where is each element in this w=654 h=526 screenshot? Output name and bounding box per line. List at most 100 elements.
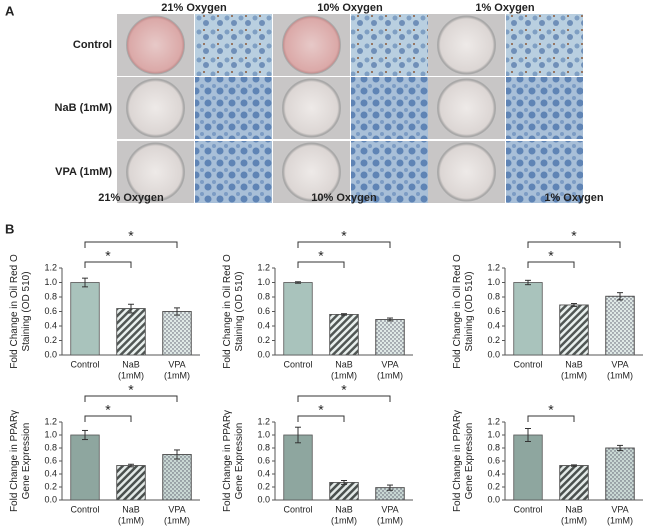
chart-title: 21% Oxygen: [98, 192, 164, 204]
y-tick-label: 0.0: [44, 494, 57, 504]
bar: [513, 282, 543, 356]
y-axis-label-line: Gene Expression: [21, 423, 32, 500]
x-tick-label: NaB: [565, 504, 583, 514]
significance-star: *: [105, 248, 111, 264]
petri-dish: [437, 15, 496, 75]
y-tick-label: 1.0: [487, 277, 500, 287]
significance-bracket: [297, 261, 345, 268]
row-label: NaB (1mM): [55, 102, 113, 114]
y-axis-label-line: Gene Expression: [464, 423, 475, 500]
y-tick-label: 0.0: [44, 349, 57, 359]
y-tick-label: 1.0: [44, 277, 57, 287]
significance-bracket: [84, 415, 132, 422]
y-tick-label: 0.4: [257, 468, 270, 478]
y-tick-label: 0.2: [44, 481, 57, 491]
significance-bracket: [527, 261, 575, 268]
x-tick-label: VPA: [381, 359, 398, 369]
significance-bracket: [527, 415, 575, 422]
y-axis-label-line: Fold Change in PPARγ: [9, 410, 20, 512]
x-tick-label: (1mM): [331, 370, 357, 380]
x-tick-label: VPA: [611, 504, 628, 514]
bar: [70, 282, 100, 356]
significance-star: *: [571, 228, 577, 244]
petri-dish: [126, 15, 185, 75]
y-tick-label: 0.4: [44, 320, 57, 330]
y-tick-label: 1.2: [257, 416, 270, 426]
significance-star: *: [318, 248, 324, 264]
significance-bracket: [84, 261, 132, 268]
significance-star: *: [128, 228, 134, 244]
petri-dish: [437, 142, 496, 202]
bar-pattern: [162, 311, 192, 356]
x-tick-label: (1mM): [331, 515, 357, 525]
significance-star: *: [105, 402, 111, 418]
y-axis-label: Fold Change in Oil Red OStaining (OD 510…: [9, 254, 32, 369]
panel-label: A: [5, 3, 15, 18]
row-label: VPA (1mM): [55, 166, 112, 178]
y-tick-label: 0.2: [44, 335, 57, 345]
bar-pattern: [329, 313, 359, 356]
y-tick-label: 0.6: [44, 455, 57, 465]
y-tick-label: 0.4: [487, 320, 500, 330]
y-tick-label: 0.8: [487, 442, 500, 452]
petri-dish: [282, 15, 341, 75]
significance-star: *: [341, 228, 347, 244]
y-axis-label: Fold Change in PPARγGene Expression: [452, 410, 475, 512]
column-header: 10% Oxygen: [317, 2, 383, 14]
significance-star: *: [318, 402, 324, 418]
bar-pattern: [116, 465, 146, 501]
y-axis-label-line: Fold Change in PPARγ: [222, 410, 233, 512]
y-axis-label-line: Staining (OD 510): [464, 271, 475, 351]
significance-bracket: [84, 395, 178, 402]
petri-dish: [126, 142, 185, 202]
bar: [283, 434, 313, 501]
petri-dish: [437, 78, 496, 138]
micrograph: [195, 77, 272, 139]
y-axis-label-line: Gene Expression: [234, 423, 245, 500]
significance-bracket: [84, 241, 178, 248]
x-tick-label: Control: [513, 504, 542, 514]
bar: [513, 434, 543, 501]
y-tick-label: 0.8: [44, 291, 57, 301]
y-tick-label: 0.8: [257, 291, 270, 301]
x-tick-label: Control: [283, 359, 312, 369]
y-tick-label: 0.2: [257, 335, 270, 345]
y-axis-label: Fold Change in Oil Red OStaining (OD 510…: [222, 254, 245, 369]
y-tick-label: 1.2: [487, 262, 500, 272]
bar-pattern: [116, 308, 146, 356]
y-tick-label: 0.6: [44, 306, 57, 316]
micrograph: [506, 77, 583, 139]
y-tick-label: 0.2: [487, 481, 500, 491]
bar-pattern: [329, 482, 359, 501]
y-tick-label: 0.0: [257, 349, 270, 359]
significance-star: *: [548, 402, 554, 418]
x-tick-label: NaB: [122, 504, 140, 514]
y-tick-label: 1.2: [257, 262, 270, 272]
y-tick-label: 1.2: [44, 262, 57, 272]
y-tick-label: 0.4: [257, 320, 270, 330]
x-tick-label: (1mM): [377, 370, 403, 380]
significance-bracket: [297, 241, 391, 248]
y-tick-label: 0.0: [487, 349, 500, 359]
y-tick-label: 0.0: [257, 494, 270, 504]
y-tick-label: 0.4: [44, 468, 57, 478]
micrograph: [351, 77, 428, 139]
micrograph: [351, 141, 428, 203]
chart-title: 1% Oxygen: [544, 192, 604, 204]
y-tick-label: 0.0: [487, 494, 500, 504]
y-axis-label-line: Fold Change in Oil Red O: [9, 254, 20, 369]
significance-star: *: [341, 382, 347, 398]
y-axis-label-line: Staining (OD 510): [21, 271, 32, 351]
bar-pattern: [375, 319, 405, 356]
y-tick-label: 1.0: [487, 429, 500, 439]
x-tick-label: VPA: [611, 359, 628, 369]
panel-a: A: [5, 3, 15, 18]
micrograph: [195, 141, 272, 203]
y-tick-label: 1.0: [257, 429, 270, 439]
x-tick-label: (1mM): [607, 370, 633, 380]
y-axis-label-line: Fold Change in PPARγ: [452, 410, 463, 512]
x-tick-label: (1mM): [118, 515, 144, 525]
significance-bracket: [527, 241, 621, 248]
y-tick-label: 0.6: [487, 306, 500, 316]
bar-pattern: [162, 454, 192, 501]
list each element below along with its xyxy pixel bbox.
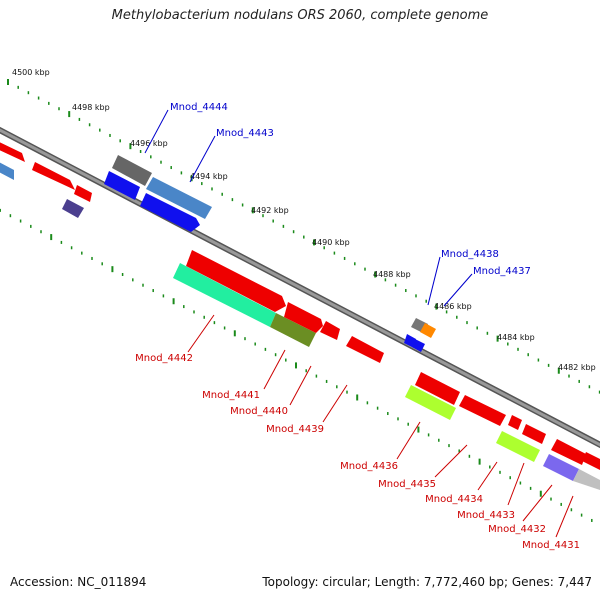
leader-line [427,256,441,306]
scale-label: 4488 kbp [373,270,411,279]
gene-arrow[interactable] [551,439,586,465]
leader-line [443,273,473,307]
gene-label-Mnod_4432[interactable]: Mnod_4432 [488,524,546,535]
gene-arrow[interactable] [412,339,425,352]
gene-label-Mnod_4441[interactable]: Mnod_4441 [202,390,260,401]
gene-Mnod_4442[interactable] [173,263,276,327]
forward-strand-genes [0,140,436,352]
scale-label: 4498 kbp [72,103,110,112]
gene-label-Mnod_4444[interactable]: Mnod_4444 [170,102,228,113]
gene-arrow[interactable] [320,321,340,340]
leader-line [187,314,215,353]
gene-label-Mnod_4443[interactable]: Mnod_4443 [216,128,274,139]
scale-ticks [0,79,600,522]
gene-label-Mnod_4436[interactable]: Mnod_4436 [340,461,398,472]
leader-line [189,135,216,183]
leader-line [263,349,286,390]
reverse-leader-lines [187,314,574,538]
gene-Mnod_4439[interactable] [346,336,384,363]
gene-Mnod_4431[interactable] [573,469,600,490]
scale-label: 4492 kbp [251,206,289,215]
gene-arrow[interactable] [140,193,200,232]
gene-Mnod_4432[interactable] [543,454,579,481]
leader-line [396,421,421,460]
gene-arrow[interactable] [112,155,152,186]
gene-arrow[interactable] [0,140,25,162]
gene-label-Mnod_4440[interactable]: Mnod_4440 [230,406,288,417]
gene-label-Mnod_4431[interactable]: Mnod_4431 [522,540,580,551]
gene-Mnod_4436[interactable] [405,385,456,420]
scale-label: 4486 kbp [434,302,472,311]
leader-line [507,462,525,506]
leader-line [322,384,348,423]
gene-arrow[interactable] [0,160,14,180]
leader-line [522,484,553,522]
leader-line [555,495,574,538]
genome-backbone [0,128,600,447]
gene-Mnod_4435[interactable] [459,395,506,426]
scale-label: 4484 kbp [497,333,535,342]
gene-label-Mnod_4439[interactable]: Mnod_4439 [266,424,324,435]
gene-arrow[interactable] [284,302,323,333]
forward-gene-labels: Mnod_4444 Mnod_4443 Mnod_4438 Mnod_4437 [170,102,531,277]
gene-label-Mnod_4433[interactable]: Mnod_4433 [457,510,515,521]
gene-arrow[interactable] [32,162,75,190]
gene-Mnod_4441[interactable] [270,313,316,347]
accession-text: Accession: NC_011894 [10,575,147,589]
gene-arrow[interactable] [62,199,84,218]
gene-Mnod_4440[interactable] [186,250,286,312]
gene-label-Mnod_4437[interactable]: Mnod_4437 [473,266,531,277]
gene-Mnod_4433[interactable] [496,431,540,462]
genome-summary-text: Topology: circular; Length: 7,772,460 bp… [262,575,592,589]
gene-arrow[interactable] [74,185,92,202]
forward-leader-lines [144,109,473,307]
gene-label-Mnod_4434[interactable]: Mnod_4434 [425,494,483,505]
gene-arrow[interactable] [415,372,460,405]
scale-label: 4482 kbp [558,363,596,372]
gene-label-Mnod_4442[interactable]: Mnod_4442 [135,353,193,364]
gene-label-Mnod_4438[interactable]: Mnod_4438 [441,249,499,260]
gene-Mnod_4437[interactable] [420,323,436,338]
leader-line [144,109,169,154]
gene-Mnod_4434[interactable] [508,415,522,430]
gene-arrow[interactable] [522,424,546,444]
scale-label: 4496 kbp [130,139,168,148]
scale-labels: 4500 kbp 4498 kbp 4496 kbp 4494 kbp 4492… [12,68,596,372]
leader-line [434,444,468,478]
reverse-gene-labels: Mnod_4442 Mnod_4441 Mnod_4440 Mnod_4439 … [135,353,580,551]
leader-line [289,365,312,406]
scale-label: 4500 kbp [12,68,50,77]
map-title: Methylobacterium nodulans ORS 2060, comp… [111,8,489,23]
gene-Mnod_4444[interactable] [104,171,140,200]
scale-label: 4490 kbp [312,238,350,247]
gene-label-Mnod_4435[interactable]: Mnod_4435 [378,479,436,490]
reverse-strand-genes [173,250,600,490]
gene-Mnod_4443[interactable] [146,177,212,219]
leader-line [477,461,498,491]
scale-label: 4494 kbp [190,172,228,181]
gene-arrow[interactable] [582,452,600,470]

..........

TASK GOAL. Each line in the data that holds the string "text" should be found and copied.

ANSWER AREA.
accession-text: Accession: NC_011894 [10,575,147,589]
genome-summary-text: Topology: circular; Length: 7,772,460 bp… [262,575,592,589]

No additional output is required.